** Begin Entries provided **
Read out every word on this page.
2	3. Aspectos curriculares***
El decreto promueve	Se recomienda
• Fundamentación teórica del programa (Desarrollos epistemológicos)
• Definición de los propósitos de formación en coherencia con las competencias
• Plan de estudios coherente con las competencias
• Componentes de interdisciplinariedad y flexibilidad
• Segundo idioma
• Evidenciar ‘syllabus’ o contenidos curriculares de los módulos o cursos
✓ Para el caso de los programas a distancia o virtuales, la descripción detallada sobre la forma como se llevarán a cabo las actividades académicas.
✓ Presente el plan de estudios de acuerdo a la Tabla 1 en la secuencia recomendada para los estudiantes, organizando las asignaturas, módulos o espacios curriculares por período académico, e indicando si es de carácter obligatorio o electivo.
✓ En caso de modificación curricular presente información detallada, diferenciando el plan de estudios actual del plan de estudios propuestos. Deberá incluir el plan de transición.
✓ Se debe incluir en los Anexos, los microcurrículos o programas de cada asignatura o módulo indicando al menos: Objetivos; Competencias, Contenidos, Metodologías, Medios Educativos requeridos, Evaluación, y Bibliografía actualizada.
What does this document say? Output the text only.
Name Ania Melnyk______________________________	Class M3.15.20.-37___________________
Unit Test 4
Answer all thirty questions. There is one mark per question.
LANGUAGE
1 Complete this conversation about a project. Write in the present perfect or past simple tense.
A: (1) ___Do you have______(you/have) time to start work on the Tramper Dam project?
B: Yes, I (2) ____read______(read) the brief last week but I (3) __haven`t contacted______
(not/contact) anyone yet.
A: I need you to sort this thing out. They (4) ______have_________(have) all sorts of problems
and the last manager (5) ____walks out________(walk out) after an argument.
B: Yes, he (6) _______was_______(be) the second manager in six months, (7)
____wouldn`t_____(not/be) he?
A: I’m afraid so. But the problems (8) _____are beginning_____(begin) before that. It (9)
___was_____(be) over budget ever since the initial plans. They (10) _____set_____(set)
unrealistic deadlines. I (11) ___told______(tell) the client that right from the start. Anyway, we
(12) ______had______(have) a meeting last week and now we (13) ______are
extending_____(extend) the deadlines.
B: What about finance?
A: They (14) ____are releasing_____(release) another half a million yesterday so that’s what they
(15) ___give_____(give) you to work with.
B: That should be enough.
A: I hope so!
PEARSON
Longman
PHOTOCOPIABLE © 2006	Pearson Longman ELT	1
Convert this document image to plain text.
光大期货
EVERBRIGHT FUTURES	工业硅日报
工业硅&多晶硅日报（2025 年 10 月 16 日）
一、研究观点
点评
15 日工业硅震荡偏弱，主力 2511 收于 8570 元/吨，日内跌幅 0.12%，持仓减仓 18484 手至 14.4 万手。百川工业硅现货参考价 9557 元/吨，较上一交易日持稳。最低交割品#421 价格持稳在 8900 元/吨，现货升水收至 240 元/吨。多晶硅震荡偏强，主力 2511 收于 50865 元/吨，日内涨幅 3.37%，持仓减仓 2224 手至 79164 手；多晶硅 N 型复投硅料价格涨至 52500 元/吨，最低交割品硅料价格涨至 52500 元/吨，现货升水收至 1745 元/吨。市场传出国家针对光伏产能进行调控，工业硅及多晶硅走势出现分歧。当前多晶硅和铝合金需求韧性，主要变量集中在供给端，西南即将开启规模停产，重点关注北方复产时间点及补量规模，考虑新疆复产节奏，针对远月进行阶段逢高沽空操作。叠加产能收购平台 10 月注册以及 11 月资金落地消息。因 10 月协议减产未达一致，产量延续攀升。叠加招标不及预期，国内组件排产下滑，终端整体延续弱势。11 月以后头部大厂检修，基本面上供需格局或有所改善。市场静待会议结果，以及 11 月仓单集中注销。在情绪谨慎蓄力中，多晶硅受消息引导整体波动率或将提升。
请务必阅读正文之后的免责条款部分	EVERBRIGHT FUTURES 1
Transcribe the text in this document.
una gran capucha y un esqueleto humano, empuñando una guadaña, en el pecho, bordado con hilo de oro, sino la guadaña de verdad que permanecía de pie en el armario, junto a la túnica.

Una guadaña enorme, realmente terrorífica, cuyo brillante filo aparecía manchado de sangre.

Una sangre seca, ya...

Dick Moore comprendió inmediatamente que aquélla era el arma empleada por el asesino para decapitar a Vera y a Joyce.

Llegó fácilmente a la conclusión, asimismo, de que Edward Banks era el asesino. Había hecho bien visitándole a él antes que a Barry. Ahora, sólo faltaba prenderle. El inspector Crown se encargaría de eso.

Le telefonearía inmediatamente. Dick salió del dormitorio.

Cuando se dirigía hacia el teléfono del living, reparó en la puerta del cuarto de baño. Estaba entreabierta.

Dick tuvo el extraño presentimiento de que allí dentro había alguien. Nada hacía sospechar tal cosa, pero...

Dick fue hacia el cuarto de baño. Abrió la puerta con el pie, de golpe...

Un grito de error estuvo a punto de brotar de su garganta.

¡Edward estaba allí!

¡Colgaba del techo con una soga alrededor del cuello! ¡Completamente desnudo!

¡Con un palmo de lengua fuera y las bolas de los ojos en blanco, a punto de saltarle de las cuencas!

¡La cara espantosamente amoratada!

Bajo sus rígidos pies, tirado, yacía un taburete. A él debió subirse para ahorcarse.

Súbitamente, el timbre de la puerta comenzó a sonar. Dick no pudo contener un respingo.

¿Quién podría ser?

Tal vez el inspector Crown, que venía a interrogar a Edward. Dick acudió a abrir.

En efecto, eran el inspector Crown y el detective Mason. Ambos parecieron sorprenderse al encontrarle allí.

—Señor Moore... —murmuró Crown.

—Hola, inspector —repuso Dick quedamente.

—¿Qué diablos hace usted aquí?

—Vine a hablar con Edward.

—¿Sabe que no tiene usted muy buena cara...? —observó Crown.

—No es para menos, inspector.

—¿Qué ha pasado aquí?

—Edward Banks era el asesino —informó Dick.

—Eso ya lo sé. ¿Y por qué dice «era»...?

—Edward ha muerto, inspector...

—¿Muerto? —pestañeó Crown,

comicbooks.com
** End Entries provided **
■ Given task: Using the entries above, return each line that includes the word "usted".

■ Exercise response:
—¿Qué diablos hace usted aquí?
—¿Sabe que no tiene usted muy buena cara...? —observó Crown.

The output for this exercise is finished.